Review the lines that follow and copy each one that contains the word "name".

Extracted data entries =

— start —

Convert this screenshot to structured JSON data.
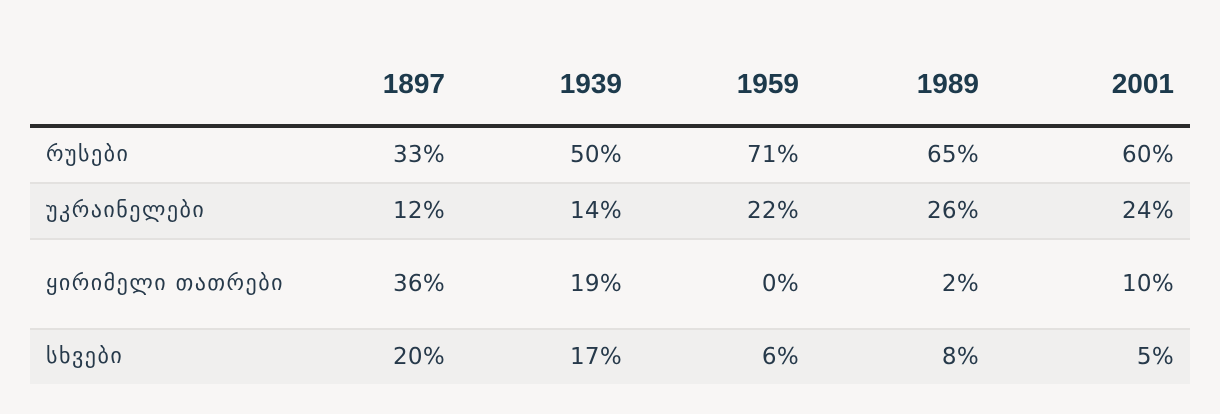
{
  "table": {
    "columns": [
      "",
      "1897",
      "1939",
      "1959",
      "1989",
      "2001"
    ],
    "rows": [
      {
        "label": "რუსები",
        "values": [
          "33%",
          "50%",
          "71%",
          "65%",
          "60%"
        ]
      },
      {
        "label": "უკრაინელები",
        "values": [
          "12%",
          "14%",
          "22%",
          "26%",
          "24%"
        ]
      },
      {
        "label": "ყირიმელი თათრები",
        "values": [
          "36%",
          "19%",
          "0%",
          "2%",
          "10%"
        ]
      },
      {
        "label": "სხვები",
        "values": [
          "20%",
          "17%",
          "6%",
          "8%",
          "5%"
        ]
      }
    ]
  },
  "colors": {
    "header_text": "#1d3a4c",
    "body_text": "#26394a",
    "rule": "#2b2b2b",
    "stripe": "#f0efee",
    "background": "#f8f6f5"
  }
}
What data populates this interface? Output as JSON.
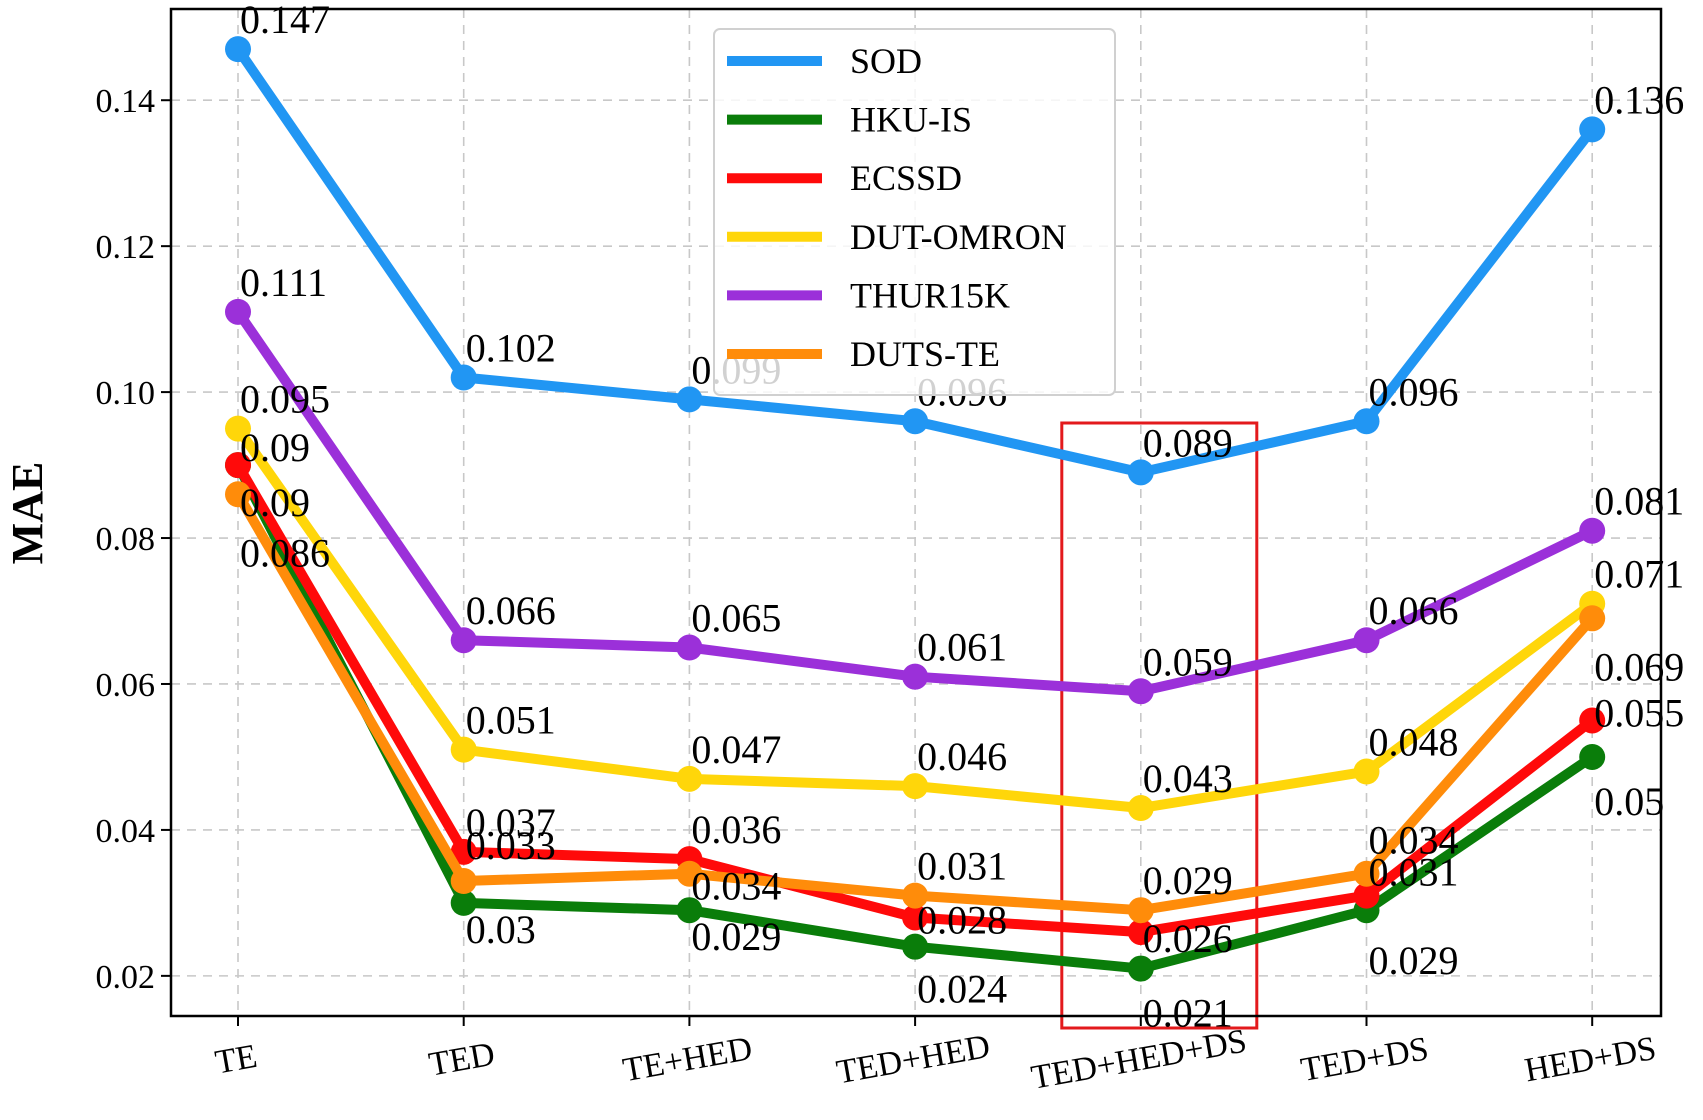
{
  "chart_data": {
    "type": "line",
    "title": "",
    "xlabel": "",
    "ylabel": "MAE",
    "ylim": [
      0.0145,
      0.1525
    ],
    "yticks": [
      0.02,
      0.04,
      0.06,
      0.08,
      0.1,
      0.12,
      0.14
    ],
    "ytick_labels": [
      "0.02",
      "0.04",
      "0.06",
      "0.08",
      "0.10",
      "0.12",
      "0.14"
    ],
    "categories": [
      "TE",
      "TED",
      "TE+HED",
      "TED+HED",
      "TED+HED+DS",
      "TED+DS",
      "HED+DS"
    ],
    "grid": true,
    "legend_position": "top-center",
    "highlight": {
      "category": "TED+HED+DS",
      "color": "#e31a1c"
    },
    "series": [
      {
        "name": "SOD",
        "color": "#2196f3",
        "values": [
          0.147,
          0.102,
          0.099,
          0.096,
          0.089,
          0.096,
          0.136
        ],
        "labels": [
          "0.147",
          "0.102",
          "0.099",
          "0.096",
          "0.089",
          "0.096",
          "0.136"
        ]
      },
      {
        "name": "HKU-IS",
        "color": "#0a7d0a",
        "values": [
          0.09,
          0.03,
          0.029,
          0.024,
          0.021,
          0.029,
          0.05
        ],
        "labels": [
          "0.09",
          "0.03",
          "0.029",
          "0.024",
          "0.021",
          "0.029",
          "0.05"
        ]
      },
      {
        "name": "ECSSD",
        "color": "#ff0a0a",
        "values": [
          0.09,
          0.037,
          0.036,
          0.028,
          0.026,
          0.031,
          0.055
        ],
        "labels": [
          "0.09",
          "0.037",
          "0.036",
          "0.028",
          "0.026",
          "0.031",
          "0.055"
        ]
      },
      {
        "name": "DUT-OMRON",
        "color": "#ffd60a",
        "values": [
          0.095,
          0.051,
          0.047,
          0.046,
          0.043,
          0.048,
          0.071
        ],
        "labels": [
          "0.095",
          "0.051",
          "0.047",
          "0.046",
          "0.043",
          "0.048",
          "0.071"
        ]
      },
      {
        "name": "THUR15K",
        "color": "#9b30d9",
        "values": [
          0.111,
          0.066,
          0.065,
          0.061,
          0.059,
          0.066,
          0.081
        ],
        "labels": [
          "0.111",
          "0.066",
          "0.065",
          "0.061",
          "0.059",
          "0.066",
          "0.081"
        ]
      },
      {
        "name": "DUTS-TE",
        "color": "#ff8c0a",
        "values": [
          0.086,
          0.033,
          0.034,
          0.031,
          0.029,
          0.034,
          0.069
        ],
        "labels": [
          "0.086",
          "0.033",
          "0.034",
          "0.031",
          "0.029",
          "0.034",
          "0.069"
        ]
      }
    ]
  }
}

— end —

Correct answer =
        "name": "SOD",
        "name": "HKU-IS",
        "name": "ECSSD",
        "name": "DUT-OMRON",
        "name": "THUR15K",
        "name": "DUTS-TE",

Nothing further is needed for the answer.